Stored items
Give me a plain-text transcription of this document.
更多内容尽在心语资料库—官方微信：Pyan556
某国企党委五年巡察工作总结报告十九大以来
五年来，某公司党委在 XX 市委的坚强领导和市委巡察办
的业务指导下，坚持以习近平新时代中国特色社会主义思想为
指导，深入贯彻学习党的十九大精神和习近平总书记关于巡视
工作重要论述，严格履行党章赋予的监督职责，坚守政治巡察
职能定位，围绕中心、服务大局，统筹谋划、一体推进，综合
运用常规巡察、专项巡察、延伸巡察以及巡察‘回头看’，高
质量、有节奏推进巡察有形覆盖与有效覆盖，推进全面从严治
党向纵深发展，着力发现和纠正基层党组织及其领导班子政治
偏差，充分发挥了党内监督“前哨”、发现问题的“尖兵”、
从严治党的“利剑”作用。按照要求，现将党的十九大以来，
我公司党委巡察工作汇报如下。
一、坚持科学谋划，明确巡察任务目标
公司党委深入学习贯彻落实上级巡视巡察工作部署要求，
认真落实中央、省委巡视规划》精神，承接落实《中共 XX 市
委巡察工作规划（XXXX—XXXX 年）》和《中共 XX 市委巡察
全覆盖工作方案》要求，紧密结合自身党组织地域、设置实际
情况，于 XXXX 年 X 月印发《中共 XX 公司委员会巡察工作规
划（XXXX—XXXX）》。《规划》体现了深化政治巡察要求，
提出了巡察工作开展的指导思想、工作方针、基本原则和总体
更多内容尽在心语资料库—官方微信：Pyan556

> [EXERCISE] Reproduce the full listing exactly.

> [CORRECT OUTPUT]
Give me a plain-text transcription of this document.
更多内容尽在心语资料库—官方微信：Pyan556
某国企党委五年巡察工作总结报告十九大以来
五年来，某公司党委在 XX 市委的坚强领导和市委巡察办
的业务指导下，坚持以习近平新时代中国特色社会主义思想为
指导，深入贯彻学习党的十九大精神和习近平总书记关于巡视
工作重要论述，严格履行党章赋予的监督职责，坚守政治巡察
职能定位，围绕中心、服务大局，统筹谋划、一体推进，综合
运用常规巡察、专项巡察、延伸巡察以及巡察‘回头看’，高
质量、有节奏推进巡察有形覆盖与有效覆盖，推进全面从严治
党向纵深发展，着力发现和纠正基层党组织及其领导班子政治
偏差，充分发挥了党内监督“前哨”、发现问题的“尖兵”、
从严治党的“利剑”作用。按照要求，现将党的十九大以来，
我公司党委巡察工作汇报如下。
一、坚持科学谋划，明确巡察任务目标
公司党委深入学习贯彻落实上级巡视巡察工作部署要求，
认真落实中央、省委巡视规划》精神，承接落实《中共 XX 市
委巡察工作规划（XXXX—XXXX 年）》和《中共 XX 市委巡察
全覆盖工作方案》要求，紧密结合自身党组织地域、设置实际
情况，于 XXXX 年 X 月印发《中共 XX 公司委员会巡察工作规
划（XXXX—XXXX）》。《规划》体现了深化政治巡察要求，
提出了巡察工作开展的指导思想、工作方针、基本原则和总体
更多内容尽在心语资料库—官方微信：Pyan556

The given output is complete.